# GIVEN REQUEST
Copy every line of the data in which the word "licensed" occurs.

Entries from a visual dataset

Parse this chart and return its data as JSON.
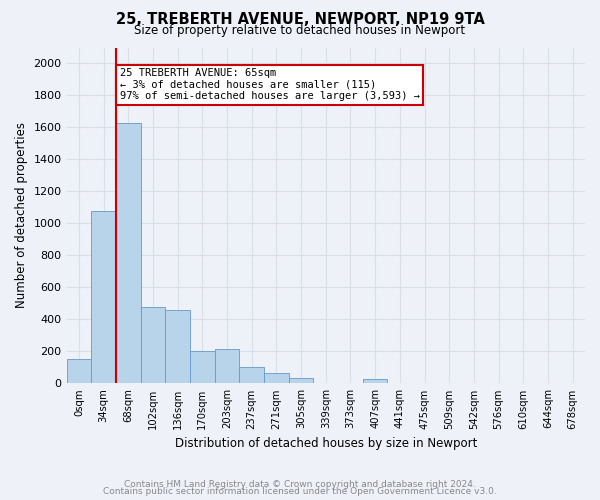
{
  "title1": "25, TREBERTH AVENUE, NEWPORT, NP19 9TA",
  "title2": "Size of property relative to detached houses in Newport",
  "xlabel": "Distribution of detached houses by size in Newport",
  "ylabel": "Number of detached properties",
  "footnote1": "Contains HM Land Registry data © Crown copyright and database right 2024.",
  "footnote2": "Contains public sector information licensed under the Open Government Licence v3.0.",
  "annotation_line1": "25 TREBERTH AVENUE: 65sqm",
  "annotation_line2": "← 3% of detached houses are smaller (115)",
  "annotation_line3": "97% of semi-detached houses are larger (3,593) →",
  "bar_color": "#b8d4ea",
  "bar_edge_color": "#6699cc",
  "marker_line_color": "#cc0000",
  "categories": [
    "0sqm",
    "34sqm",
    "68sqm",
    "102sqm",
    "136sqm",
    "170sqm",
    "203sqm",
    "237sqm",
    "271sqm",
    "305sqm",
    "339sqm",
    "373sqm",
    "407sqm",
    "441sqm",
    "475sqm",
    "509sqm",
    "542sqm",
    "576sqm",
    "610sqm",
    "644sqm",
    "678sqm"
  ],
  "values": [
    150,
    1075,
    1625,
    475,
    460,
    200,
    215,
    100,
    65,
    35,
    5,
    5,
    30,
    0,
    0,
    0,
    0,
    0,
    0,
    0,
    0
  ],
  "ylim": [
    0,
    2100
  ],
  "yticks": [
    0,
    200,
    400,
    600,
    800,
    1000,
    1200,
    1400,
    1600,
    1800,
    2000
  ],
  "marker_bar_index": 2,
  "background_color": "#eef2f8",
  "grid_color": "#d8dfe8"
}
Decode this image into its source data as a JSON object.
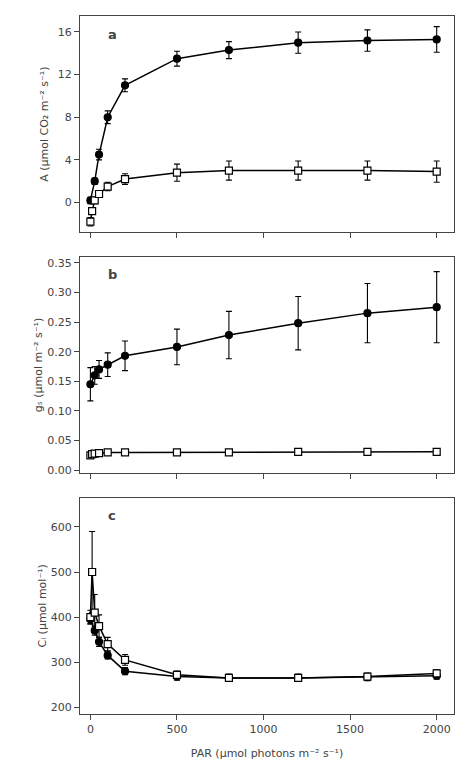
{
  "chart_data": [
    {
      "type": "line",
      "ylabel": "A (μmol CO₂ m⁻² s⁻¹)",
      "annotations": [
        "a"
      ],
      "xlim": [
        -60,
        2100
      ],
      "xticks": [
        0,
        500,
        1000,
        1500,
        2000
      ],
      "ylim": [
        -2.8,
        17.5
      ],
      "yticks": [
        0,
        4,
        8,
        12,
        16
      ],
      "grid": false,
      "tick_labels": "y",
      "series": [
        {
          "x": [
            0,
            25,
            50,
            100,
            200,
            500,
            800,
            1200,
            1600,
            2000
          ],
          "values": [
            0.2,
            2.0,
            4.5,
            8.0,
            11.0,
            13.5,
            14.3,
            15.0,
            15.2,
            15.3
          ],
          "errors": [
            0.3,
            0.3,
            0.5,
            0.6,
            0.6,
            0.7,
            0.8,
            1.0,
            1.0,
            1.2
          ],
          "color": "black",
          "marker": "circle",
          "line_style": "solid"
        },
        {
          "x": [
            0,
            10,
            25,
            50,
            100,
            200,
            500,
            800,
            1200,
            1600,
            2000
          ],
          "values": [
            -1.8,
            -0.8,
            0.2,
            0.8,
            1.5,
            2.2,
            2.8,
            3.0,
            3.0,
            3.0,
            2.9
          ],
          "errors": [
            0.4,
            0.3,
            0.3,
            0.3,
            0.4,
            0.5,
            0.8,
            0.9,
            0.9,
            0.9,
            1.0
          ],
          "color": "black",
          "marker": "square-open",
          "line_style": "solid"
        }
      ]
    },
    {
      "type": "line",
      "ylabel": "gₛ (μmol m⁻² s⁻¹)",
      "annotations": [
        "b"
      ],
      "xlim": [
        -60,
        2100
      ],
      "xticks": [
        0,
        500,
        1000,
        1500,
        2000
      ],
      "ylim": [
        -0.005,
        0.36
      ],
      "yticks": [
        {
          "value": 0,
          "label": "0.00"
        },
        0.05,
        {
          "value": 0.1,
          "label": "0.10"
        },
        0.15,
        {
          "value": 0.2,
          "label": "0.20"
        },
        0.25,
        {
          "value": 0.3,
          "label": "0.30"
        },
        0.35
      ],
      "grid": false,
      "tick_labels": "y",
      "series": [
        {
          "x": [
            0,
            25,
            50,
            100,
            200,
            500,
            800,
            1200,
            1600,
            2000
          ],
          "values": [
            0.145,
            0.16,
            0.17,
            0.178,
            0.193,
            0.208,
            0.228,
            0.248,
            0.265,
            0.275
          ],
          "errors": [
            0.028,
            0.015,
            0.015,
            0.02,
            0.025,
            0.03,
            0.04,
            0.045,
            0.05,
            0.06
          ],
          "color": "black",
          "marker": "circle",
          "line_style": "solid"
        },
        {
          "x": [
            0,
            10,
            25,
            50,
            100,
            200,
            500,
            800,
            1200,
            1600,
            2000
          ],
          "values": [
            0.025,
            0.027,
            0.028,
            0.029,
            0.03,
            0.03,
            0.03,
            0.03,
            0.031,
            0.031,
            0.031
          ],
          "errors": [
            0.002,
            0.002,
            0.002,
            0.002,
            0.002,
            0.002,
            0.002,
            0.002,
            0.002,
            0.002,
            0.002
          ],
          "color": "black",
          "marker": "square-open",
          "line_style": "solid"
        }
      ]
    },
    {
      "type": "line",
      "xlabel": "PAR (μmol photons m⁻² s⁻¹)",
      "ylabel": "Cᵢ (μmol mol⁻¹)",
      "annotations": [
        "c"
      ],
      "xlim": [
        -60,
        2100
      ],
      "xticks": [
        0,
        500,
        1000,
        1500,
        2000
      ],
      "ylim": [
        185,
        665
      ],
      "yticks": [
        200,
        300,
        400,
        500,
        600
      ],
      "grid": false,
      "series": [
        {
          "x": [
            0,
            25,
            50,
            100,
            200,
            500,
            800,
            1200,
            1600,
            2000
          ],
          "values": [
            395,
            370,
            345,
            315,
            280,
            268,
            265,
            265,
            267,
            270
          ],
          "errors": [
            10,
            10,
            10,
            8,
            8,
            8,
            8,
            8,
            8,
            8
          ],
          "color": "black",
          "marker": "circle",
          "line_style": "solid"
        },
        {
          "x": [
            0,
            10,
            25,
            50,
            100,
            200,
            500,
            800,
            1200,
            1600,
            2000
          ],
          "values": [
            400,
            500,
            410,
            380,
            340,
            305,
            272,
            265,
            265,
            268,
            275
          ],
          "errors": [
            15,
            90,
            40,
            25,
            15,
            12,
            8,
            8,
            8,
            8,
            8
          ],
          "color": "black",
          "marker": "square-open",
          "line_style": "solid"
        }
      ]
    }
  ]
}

...

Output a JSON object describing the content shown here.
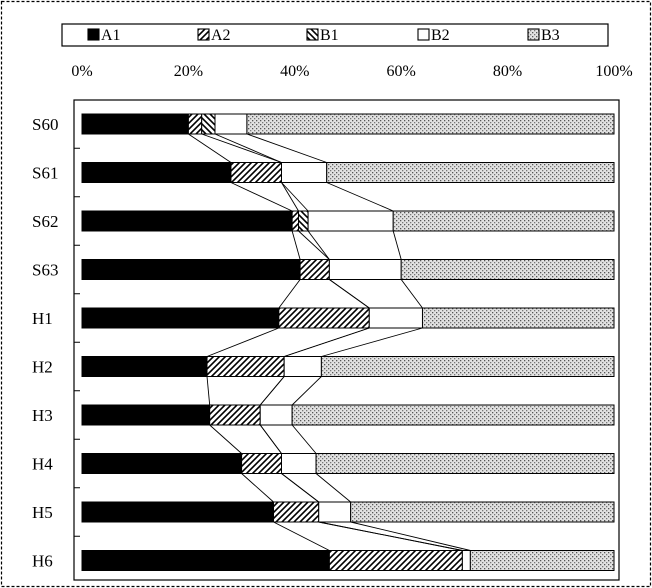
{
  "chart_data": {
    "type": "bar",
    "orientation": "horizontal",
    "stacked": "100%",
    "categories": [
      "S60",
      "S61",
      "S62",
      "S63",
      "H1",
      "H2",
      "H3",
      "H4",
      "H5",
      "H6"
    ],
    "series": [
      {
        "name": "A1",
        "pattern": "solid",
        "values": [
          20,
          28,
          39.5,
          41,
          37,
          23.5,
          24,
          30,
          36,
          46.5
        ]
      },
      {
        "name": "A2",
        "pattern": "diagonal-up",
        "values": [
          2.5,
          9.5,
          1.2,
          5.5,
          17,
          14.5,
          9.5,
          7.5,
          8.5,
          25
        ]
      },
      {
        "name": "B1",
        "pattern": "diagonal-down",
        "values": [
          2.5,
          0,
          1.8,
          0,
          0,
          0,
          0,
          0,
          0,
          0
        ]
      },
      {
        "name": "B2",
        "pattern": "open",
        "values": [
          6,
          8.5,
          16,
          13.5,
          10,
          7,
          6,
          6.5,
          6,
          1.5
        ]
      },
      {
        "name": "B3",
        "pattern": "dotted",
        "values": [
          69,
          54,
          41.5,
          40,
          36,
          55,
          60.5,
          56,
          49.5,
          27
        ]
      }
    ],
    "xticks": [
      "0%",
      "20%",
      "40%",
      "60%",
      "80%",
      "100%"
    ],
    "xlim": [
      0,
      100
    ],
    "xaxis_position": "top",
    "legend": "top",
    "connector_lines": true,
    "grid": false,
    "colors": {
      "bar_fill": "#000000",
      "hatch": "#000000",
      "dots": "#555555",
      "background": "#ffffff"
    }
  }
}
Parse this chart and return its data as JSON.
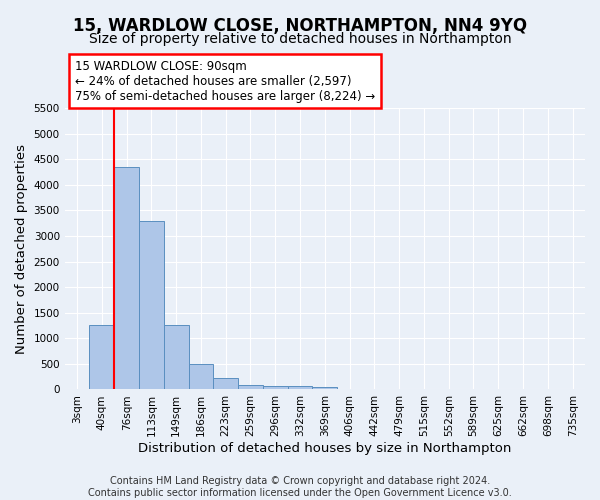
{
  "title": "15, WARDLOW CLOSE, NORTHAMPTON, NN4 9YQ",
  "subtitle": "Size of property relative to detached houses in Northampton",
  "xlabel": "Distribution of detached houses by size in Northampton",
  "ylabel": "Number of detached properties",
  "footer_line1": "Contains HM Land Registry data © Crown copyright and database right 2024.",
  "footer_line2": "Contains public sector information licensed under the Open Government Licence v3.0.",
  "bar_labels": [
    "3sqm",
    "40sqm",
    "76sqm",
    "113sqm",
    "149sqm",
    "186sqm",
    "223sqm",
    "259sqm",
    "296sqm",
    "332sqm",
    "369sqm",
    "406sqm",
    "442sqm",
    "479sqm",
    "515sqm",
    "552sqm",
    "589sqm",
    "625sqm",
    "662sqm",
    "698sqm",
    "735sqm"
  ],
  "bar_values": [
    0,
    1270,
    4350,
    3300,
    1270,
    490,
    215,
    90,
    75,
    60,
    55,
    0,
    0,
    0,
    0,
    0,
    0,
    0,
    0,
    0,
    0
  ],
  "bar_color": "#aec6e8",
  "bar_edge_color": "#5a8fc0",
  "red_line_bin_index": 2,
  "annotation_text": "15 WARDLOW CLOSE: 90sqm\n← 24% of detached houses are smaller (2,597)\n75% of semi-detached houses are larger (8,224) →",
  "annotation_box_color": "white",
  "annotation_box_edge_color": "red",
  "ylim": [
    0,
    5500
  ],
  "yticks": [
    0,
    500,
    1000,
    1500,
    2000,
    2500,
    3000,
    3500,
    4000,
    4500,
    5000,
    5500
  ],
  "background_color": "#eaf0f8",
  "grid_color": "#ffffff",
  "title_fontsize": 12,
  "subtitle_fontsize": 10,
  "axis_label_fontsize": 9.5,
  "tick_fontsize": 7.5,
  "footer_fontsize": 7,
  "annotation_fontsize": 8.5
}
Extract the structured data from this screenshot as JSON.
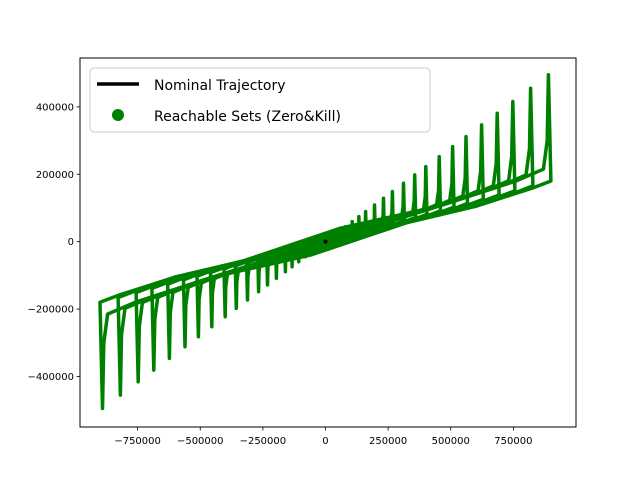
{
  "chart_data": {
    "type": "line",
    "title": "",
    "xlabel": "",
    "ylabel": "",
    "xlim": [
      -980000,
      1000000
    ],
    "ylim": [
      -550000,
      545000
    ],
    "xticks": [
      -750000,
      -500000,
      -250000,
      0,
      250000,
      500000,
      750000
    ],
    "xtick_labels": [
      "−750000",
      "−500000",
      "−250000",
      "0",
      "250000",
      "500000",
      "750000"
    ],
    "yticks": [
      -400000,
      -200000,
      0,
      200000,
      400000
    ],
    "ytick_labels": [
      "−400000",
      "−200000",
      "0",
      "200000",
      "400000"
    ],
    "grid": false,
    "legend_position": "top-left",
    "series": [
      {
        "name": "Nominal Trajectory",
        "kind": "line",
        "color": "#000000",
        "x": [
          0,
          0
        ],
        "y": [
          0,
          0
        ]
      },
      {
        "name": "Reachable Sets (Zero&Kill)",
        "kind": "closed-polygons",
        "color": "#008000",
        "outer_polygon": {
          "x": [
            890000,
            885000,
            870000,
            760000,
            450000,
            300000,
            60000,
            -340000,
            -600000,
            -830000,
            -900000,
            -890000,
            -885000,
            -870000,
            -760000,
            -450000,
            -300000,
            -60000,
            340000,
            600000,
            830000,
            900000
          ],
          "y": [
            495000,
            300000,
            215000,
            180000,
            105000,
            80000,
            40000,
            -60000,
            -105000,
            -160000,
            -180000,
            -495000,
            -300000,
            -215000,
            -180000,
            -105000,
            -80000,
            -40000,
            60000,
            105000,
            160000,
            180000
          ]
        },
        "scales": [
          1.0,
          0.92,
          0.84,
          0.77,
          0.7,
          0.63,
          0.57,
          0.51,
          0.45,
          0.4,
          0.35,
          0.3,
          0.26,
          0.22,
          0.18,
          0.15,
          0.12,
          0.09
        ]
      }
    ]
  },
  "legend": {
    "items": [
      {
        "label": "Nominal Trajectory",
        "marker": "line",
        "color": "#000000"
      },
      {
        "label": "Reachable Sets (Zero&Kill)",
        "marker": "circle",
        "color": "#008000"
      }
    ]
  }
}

--

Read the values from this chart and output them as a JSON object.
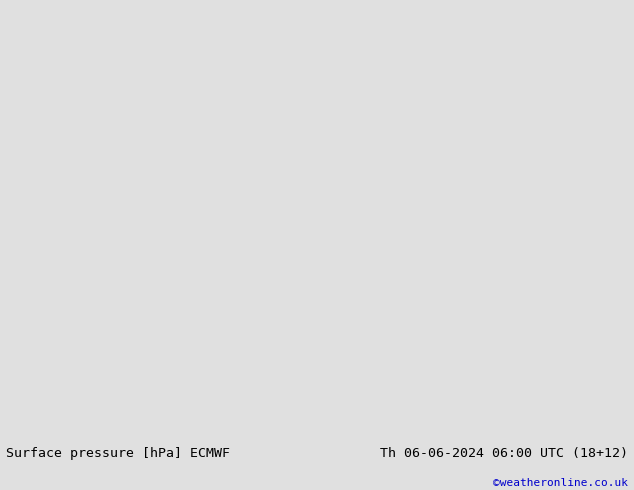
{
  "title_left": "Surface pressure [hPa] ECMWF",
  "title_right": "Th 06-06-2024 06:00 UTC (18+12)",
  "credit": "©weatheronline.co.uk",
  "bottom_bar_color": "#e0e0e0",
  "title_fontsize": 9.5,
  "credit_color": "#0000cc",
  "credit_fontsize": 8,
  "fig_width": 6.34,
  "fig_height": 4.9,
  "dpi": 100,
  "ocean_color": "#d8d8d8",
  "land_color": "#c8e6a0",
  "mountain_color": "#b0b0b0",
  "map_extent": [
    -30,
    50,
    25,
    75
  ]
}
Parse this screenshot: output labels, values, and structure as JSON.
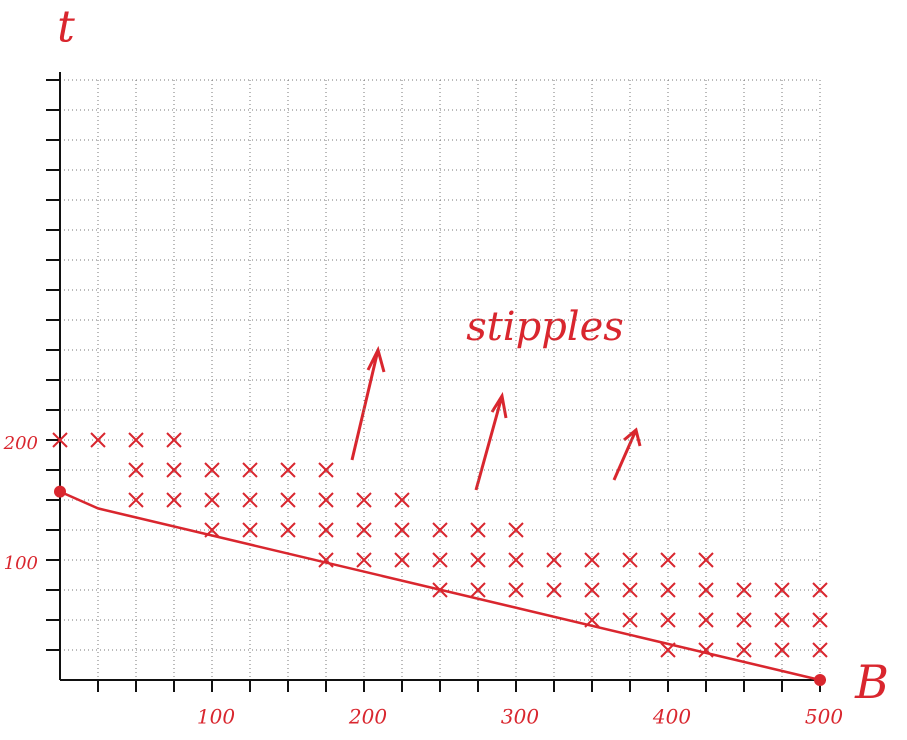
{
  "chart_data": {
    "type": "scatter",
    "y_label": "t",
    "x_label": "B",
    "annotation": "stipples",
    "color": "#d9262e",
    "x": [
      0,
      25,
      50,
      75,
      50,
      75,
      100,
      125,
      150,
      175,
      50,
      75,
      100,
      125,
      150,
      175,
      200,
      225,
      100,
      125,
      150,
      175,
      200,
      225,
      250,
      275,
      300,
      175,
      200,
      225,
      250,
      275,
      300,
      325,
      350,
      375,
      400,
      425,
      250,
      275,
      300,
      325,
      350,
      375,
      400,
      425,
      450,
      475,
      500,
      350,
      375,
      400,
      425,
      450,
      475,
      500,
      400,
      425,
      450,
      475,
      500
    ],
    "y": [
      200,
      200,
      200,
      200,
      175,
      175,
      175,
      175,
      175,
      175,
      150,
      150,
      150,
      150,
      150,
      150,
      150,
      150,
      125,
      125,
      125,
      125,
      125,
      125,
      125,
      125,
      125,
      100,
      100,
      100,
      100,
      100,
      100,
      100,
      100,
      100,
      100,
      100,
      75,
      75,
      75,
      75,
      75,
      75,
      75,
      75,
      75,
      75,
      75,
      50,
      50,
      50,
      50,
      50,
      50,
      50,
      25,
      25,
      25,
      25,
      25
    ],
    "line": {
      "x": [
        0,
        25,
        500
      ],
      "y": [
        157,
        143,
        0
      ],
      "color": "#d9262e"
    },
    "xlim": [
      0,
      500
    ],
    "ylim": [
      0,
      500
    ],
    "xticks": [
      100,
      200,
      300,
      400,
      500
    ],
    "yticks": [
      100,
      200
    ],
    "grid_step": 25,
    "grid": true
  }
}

# TASK RESPONSE
  "footnote2": "Contains public sector information licensed under the Open Government Licence v3.0.",
  "footer_line2": "Contains public sector information licensed under the Open Government Licence v3.0.",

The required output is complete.